PROBLEM STATEMENT
Among the entries below, find how many lines carry the word "image" and state only that figure.

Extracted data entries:
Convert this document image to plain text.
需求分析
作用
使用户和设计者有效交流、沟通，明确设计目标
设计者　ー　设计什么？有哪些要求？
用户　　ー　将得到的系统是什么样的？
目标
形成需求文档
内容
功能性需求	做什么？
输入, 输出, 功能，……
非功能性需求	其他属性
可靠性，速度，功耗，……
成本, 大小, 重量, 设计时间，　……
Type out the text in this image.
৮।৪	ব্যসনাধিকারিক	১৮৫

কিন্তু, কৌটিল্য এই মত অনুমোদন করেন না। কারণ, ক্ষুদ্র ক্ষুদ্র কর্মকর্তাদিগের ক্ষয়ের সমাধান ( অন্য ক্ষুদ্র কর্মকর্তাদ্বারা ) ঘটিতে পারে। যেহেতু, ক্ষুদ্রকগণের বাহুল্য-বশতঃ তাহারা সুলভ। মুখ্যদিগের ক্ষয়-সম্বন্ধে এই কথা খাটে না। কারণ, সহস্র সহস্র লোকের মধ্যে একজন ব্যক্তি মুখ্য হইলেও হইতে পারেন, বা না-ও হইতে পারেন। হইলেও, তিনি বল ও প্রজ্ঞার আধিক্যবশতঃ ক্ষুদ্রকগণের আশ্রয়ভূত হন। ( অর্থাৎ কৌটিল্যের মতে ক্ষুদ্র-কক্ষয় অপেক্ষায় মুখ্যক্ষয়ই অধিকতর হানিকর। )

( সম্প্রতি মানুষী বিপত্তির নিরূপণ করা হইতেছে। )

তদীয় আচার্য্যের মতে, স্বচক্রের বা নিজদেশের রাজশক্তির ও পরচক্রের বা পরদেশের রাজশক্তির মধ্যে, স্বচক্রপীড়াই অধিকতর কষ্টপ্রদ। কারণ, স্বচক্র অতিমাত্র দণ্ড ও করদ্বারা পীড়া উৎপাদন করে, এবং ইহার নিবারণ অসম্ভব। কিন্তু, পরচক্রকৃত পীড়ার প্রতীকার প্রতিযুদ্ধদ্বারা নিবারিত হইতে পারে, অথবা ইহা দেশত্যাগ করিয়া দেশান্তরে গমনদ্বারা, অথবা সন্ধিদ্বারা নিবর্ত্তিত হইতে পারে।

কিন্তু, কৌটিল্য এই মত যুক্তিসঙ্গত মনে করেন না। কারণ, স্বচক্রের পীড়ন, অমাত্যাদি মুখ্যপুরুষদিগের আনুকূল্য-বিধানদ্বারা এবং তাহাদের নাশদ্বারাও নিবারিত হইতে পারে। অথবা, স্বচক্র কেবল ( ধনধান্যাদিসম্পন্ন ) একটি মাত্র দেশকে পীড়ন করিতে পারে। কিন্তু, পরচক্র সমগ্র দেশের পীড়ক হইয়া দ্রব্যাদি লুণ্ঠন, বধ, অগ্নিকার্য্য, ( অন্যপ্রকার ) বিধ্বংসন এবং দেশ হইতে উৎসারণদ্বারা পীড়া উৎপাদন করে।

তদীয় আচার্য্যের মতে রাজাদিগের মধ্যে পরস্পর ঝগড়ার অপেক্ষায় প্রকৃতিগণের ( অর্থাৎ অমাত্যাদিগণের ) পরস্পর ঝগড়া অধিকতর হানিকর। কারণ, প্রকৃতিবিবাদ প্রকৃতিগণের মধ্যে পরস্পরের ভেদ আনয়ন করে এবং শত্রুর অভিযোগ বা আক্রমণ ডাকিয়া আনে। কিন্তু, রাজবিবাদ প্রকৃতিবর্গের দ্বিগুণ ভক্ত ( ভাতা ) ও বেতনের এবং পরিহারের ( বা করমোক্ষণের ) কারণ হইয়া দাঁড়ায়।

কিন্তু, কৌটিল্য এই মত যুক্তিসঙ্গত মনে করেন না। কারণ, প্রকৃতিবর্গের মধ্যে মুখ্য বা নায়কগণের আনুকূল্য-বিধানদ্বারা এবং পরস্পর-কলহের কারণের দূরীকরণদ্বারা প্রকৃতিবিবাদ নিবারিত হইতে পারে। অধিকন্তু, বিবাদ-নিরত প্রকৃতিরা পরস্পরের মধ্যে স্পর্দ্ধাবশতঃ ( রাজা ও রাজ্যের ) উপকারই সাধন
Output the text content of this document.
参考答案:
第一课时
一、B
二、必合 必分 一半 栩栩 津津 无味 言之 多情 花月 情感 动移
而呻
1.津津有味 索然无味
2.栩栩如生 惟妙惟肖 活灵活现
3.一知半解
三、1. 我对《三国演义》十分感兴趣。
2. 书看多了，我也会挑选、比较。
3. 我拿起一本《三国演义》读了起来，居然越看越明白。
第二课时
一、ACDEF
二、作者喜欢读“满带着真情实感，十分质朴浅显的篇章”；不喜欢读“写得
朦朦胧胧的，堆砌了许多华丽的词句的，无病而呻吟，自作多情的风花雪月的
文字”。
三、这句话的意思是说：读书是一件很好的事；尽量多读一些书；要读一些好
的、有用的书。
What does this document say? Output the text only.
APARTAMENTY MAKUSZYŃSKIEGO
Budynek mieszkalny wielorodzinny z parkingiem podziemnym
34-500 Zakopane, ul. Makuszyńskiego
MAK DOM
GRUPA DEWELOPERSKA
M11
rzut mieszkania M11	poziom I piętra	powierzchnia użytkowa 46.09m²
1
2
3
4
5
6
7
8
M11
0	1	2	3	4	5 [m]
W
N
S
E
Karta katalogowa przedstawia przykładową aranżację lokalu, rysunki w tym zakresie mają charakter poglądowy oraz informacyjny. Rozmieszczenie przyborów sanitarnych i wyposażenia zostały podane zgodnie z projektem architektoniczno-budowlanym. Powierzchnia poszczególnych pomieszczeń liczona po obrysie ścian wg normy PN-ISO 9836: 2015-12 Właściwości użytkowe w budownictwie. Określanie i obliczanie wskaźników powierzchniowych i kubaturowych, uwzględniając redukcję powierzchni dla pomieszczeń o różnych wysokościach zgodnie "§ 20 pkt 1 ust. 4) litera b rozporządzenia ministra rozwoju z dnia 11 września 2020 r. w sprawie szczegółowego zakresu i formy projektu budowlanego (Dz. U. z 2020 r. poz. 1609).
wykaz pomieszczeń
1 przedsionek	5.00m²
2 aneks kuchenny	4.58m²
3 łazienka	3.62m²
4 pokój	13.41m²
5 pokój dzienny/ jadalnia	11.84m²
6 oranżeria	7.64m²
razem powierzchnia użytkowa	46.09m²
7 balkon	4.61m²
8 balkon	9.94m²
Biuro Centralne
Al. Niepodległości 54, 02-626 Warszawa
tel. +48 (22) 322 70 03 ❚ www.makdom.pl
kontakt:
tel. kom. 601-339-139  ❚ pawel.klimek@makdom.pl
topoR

REPLY TO THE EXERCISE
2